SHORT PROBLEM - Collect from the data below each line with "Settings".

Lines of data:
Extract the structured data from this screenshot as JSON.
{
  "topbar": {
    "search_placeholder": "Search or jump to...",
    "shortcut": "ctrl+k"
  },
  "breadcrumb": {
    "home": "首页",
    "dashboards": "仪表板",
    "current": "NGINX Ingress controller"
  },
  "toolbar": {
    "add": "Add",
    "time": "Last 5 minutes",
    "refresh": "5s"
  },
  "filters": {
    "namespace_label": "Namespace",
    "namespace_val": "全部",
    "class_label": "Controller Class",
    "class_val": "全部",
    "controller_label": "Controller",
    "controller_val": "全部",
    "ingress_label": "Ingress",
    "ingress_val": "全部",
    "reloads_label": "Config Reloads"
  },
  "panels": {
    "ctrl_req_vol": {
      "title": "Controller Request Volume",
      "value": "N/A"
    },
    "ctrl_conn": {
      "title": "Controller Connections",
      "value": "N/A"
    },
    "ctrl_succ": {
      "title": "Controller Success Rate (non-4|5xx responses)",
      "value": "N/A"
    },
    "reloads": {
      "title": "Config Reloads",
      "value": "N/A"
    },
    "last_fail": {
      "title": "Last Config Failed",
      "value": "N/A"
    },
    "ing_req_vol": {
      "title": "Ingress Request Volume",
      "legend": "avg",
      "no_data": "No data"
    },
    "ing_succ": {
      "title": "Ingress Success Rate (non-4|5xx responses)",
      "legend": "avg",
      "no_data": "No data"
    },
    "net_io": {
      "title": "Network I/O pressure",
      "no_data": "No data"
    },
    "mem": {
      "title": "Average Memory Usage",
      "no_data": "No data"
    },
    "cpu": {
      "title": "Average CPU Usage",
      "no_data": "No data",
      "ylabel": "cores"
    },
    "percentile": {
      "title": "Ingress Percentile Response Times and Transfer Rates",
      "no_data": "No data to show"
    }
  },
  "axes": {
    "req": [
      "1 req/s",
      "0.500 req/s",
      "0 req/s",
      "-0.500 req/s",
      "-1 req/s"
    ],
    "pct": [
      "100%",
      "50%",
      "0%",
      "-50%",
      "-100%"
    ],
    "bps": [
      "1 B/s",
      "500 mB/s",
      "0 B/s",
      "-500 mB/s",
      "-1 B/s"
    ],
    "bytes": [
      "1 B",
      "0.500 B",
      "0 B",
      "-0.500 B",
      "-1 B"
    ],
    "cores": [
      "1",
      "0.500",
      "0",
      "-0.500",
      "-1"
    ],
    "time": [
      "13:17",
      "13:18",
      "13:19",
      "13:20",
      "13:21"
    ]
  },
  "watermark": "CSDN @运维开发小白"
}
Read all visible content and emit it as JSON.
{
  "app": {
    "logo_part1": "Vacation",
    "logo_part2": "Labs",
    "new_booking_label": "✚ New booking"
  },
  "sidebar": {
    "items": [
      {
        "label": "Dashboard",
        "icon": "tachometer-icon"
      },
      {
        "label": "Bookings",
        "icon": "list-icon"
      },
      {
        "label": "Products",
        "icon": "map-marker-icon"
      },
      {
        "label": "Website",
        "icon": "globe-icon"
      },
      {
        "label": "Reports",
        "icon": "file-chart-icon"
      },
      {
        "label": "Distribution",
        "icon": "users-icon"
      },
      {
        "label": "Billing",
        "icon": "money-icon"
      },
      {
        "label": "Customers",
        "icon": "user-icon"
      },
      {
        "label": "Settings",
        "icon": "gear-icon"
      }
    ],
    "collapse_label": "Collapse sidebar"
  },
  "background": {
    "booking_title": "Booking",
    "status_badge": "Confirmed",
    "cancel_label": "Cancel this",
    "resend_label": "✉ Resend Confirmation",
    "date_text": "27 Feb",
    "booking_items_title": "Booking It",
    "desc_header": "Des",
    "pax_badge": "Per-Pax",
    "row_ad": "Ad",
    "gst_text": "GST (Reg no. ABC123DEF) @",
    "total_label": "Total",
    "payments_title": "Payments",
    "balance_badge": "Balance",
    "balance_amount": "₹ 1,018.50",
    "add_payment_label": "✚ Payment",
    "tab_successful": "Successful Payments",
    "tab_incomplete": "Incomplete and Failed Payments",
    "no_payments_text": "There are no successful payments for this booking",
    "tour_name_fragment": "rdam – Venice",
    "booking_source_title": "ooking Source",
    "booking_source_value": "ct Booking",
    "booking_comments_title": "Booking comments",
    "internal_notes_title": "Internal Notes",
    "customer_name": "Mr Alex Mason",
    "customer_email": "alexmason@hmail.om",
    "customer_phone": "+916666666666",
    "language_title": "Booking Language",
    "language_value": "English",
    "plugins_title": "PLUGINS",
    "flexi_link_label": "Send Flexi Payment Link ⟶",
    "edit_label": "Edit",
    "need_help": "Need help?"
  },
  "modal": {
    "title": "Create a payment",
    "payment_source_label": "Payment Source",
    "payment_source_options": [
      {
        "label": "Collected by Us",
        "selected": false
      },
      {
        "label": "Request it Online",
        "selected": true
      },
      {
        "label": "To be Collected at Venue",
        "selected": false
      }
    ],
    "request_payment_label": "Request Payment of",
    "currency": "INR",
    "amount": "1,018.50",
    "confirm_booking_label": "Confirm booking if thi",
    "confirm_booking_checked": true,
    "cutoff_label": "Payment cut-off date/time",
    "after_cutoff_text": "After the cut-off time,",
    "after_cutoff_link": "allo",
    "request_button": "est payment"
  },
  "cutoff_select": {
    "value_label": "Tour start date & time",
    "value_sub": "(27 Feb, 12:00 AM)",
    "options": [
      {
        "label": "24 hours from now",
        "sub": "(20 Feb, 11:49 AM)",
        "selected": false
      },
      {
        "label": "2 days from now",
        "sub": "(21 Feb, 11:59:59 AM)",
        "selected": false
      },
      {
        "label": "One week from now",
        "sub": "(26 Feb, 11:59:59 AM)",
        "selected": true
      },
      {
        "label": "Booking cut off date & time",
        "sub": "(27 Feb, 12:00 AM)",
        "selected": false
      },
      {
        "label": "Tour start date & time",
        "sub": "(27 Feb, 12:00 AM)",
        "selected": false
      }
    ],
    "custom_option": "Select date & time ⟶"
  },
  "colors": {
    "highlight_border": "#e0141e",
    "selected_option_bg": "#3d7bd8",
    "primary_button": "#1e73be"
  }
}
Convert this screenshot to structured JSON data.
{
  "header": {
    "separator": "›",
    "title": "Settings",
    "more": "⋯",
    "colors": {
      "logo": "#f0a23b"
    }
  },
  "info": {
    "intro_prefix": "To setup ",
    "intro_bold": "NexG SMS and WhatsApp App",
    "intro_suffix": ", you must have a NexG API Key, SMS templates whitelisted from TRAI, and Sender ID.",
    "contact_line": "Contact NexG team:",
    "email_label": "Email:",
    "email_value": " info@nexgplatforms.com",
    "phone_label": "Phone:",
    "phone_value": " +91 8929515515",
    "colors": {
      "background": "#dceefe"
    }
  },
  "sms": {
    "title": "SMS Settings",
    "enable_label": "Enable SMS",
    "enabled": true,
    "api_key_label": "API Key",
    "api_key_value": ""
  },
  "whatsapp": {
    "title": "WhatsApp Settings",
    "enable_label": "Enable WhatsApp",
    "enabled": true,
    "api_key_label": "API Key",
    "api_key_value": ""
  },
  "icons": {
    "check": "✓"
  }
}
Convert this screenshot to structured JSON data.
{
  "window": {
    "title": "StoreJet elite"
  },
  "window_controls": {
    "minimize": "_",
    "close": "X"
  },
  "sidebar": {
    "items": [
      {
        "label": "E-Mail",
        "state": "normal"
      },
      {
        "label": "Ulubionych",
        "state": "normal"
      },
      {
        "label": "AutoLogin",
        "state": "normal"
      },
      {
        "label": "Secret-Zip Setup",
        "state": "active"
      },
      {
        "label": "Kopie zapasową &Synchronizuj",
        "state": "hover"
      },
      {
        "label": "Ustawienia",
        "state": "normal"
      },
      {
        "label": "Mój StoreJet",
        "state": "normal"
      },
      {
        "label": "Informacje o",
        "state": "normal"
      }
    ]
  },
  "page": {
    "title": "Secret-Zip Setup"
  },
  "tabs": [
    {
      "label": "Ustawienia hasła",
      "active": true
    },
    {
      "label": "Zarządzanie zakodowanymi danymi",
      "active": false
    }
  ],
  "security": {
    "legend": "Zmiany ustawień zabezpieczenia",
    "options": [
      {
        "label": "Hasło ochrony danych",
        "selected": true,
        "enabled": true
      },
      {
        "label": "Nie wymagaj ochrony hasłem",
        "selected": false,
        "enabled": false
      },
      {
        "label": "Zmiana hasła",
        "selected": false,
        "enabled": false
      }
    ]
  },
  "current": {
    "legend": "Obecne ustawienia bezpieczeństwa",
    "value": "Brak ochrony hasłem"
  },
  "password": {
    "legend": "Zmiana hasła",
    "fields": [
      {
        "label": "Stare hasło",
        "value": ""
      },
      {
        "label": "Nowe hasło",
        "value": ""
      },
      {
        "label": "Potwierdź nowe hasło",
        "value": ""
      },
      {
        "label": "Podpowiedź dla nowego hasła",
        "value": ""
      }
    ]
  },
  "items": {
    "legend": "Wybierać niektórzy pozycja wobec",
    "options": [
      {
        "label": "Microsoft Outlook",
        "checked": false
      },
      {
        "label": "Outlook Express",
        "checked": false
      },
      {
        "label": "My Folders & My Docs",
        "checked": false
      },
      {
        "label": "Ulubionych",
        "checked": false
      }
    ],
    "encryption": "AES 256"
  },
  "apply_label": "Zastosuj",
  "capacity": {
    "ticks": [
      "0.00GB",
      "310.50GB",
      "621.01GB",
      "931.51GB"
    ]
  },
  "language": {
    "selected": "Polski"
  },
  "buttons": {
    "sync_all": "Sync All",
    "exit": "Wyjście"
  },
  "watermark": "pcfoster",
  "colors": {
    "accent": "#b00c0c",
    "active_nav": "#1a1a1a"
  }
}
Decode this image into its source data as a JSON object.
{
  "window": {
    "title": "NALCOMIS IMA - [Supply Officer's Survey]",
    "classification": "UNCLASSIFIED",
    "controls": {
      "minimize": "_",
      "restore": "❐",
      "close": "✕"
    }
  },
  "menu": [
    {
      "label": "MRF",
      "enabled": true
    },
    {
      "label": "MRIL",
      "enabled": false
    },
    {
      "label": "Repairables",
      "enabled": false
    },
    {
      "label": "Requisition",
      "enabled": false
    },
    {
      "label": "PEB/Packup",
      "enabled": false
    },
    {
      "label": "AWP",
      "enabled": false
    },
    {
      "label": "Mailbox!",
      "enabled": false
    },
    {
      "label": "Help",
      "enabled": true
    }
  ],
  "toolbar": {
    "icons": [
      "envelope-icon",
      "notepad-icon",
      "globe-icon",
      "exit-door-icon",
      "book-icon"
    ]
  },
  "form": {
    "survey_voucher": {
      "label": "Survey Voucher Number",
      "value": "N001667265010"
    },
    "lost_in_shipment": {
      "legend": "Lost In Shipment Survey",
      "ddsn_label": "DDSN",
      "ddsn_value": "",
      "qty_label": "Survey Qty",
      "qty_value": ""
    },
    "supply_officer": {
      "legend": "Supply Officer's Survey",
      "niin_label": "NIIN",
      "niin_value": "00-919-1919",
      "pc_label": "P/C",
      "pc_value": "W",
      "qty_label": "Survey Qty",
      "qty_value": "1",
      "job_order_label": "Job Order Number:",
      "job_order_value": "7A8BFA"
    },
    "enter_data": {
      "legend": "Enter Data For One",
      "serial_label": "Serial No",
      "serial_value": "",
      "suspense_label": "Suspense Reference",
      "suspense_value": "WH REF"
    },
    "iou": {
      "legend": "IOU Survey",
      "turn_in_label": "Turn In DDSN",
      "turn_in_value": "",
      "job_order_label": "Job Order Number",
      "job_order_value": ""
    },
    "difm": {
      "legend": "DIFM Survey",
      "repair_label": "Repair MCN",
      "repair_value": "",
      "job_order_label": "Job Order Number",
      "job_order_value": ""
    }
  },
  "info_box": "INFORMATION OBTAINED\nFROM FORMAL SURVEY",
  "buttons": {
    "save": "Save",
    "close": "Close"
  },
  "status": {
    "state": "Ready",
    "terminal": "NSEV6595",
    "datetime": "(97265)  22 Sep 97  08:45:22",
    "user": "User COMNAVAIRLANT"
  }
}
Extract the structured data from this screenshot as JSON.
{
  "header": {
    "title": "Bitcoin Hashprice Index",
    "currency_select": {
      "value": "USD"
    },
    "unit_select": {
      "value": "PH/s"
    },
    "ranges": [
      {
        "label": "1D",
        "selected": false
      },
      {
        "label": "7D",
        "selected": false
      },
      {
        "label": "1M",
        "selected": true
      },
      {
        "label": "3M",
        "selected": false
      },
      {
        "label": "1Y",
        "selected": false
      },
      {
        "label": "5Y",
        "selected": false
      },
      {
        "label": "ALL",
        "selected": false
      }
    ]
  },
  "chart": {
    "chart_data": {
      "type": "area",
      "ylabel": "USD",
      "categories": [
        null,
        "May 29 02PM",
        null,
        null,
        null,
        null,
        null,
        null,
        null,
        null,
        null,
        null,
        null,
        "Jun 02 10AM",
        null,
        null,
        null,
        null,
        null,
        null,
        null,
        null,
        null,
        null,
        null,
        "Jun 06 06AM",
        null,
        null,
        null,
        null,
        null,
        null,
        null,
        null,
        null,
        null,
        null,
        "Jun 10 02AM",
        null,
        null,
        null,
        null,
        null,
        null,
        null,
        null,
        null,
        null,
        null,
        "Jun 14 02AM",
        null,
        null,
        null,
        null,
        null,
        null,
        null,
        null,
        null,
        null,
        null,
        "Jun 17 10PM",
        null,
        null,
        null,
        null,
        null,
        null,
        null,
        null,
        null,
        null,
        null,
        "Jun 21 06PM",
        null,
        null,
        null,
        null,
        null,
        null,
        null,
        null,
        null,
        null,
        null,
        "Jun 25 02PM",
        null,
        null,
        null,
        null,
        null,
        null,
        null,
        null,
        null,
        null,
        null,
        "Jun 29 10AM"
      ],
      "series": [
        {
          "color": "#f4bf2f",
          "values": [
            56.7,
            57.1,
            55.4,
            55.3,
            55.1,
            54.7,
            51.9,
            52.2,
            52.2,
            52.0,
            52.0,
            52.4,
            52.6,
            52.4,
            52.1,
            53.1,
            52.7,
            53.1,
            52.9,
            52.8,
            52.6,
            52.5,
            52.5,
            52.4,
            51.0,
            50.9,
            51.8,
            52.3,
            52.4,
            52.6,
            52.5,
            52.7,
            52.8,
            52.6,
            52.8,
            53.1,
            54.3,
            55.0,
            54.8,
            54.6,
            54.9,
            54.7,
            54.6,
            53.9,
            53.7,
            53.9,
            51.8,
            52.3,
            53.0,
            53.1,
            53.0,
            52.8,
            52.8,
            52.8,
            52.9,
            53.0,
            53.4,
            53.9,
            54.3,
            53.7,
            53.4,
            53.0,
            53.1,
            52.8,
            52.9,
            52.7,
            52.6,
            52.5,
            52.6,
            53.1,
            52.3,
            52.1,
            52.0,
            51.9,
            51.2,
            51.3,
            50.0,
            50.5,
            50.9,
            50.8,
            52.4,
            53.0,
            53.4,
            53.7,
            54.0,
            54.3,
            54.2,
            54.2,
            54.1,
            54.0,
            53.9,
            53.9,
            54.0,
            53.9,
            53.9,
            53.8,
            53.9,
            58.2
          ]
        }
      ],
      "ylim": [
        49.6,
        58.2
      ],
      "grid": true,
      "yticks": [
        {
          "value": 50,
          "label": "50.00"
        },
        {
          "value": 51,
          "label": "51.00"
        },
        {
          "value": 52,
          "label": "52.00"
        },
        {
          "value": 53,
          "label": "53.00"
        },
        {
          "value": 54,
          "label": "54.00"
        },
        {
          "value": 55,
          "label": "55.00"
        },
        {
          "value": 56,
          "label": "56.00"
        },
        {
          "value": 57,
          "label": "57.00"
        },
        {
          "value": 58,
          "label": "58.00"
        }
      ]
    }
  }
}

OUTPUT -
        "label": "Settings",
    "title": "Settings",
    "title": "SMS Settings",
    "title": "WhatsApp Settings",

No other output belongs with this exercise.